■ **Written problem**
Can you copy out the listing below line for line, changing nothing?

* Start Data records *

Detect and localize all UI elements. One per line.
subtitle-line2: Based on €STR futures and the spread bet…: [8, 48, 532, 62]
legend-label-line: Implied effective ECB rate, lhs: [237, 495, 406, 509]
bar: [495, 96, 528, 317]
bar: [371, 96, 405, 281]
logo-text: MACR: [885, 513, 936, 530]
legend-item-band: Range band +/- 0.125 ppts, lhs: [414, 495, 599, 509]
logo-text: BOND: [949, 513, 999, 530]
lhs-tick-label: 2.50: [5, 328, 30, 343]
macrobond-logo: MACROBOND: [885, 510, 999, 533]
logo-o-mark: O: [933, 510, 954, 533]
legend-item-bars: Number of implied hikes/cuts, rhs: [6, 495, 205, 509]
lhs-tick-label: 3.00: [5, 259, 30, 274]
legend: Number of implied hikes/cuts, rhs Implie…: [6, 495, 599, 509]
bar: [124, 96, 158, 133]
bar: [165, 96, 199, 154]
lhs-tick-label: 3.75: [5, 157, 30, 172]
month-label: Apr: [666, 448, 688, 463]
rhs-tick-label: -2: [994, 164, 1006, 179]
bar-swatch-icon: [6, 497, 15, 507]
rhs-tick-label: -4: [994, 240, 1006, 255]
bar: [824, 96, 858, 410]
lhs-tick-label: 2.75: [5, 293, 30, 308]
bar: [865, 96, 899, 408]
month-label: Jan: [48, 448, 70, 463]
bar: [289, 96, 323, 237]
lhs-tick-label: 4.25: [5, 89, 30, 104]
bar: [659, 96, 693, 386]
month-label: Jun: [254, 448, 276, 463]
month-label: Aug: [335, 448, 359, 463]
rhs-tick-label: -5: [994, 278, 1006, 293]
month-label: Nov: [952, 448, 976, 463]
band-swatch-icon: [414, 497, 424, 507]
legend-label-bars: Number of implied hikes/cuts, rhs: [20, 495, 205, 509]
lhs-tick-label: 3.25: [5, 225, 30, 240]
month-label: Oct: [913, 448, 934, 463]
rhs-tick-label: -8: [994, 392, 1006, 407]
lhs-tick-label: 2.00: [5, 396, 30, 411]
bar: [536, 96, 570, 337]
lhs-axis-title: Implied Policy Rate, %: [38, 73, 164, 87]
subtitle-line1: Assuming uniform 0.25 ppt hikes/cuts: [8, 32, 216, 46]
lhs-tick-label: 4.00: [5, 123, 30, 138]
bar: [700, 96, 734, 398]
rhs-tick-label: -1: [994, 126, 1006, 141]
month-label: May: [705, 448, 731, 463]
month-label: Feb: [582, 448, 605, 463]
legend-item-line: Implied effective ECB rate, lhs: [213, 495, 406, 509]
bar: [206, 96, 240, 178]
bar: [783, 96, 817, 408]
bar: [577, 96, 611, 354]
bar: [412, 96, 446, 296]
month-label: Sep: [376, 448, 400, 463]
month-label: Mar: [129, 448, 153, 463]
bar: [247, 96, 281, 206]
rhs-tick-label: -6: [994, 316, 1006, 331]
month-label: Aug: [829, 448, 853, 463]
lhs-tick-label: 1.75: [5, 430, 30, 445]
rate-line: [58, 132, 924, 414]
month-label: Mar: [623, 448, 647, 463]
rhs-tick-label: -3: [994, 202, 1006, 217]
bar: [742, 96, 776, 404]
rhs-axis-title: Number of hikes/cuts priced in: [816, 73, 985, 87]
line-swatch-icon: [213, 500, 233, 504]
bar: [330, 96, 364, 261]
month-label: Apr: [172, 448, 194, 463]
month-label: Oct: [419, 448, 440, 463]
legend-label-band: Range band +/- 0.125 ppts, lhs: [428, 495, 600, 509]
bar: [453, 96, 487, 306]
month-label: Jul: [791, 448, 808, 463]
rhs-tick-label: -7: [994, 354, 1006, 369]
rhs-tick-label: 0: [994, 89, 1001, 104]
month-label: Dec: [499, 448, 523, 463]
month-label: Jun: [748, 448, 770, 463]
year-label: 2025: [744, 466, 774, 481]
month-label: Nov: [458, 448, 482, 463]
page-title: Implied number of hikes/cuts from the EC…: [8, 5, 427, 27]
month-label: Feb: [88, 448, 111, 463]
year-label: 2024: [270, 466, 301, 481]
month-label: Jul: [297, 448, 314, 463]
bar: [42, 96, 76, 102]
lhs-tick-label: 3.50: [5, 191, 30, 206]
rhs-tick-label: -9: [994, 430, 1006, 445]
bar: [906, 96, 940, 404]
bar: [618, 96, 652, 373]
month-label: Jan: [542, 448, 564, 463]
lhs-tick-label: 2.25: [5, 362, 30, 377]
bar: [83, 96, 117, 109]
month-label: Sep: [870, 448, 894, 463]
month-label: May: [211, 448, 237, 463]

* End Data records *

■ **Answer**
Detect and localize all UI elements. One per line.
subtitle-line2: Based on €STR futures and the spread bet…: [8, 48, 532, 62]
legend-label-line: Implied effective ECB rate, lhs: [237, 495, 406, 509]
bar: [495, 96, 528, 317]
bar: [371, 96, 405, 281]
logo-text: MACR: [885, 513, 936, 530]
legend-item-band: Range band +/- 0.125 ppts, lhs: [414, 495, 599, 509]
logo-text: BOND: [949, 513, 999, 530]
lhs-tick-label: 2.50: [5, 328, 30, 343]
macrobond-logo: MACROBOND: [885, 510, 999, 533]
logo-o-mark: O: [933, 510, 954, 533]
legend-item-bars: Number of implied hikes/cuts, rhs: [6, 495, 205, 509]
lhs-tick-label: 3.00: [5, 259, 30, 274]
legend: Number of implied hikes/cuts, rhs Implie…: [6, 495, 599, 509]
bar: [124, 96, 158, 133]
bar: [165, 96, 199, 154]
lhs-tick-label: 3.75: [5, 157, 30, 172]
month-label: Apr: [666, 448, 688, 463]
rhs-tick-label: -2: [994, 164, 1006, 179]
bar-swatch-icon: [6, 497, 15, 507]
rhs-tick-label: -4: [994, 240, 1006, 255]
bar: [824, 96, 858, 410]
lhs-tick-label: 2.75: [5, 293, 30, 308]
bar: [865, 96, 899, 408]
month-label: Jan: [48, 448, 70, 463]
bar: [289, 96, 323, 237]
lhs-tick-label: 4.25: [5, 89, 30, 104]
bar: [659, 96, 693, 386]
month-label: Jun: [254, 448, 276, 463]
month-label: Aug: [335, 448, 359, 463]
rhs-tick-label: -5: [994, 278, 1006, 293]
month-label: Nov: [952, 448, 976, 463]
band-swatch-icon: [414, 497, 424, 507]
legend-label-bars: Number of implied hikes/cuts, rhs: [20, 495, 205, 509]
lhs-tick-label: 3.25: [5, 225, 30, 240]
month-label: Oct: [913, 448, 934, 463]
rhs-tick-label: -8: [994, 392, 1006, 407]
lhs-tick-label: 2.00: [5, 396, 30, 411]
bar: [536, 96, 570, 337]
lhs-axis-title: Implied Policy Rate, %: [38, 73, 164, 87]
subtitle-line1: Assuming uniform 0.25 ppt hikes/cuts: [8, 32, 216, 46]
lhs-tick-label: 4.00: [5, 123, 30, 138]
bar: [700, 96, 734, 398]
rhs-tick-label: -1: [994, 126, 1006, 141]
month-label: May: [705, 448, 731, 463]
month-label: Feb: [582, 448, 605, 463]
legend-item-line: Implied effective ECB rate, lhs: [213, 495, 406, 509]
bar: [206, 96, 240, 178]
bar: [783, 96, 817, 408]
bar: [577, 96, 611, 354]
bar: [412, 96, 446, 296]
month-label: Sep: [376, 448, 400, 463]
month-label: Mar: [129, 448, 153, 463]
bar: [247, 96, 281, 206]
rhs-tick-label: -6: [994, 316, 1006, 331]
month-label: Aug: [829, 448, 853, 463]
lhs-tick-label: 1.75: [5, 430, 30, 445]
rate-line: [58, 132, 924, 414]
month-label: Mar: [623, 448, 647, 463]
rhs-tick-label: -3: [994, 202, 1006, 217]
bar: [742, 96, 776, 404]
rhs-axis-title: Number of hikes/cuts priced in: [816, 73, 985, 87]
line-swatch-icon: [213, 500, 233, 504]
bar: [330, 96, 364, 261]
month-label: Apr: [172, 448, 194, 463]
month-label: Oct: [419, 448, 440, 463]
legend-label-band: Range band +/- 0.125 ppts, lhs: [428, 495, 600, 509]
bar: [453, 96, 487, 306]
month-label: Jul: [791, 448, 808, 463]
rhs-tick-label: -7: [994, 354, 1006, 369]
rhs-tick-label: 0: [994, 89, 1001, 104]
month-label: Dec: [499, 448, 523, 463]
month-label: Jun: [748, 448, 770, 463]
year-label: 2025: [744, 466, 774, 481]
month-label: Nov: [458, 448, 482, 463]
page-title: Implied number of hikes/cuts from the EC…: [8, 5, 427, 27]
month-label: Feb: [88, 448, 111, 463]
year-label: 2024: [270, 466, 301, 481]
month-label: Jul: [297, 448, 314, 463]
bar: [42, 96, 76, 102]
lhs-tick-label: 3.50: [5, 191, 30, 206]
rhs-tick-label: -9: [994, 430, 1006, 445]
bar: [906, 96, 940, 404]
bar: [618, 96, 652, 373]
month-label: Jan: [542, 448, 564, 463]
lhs-tick-label: 2.25: [5, 362, 30, 377]
bar: [83, 96, 117, 109]
month-label: Sep: [870, 448, 894, 463]
month-label: May: [211, 448, 237, 463]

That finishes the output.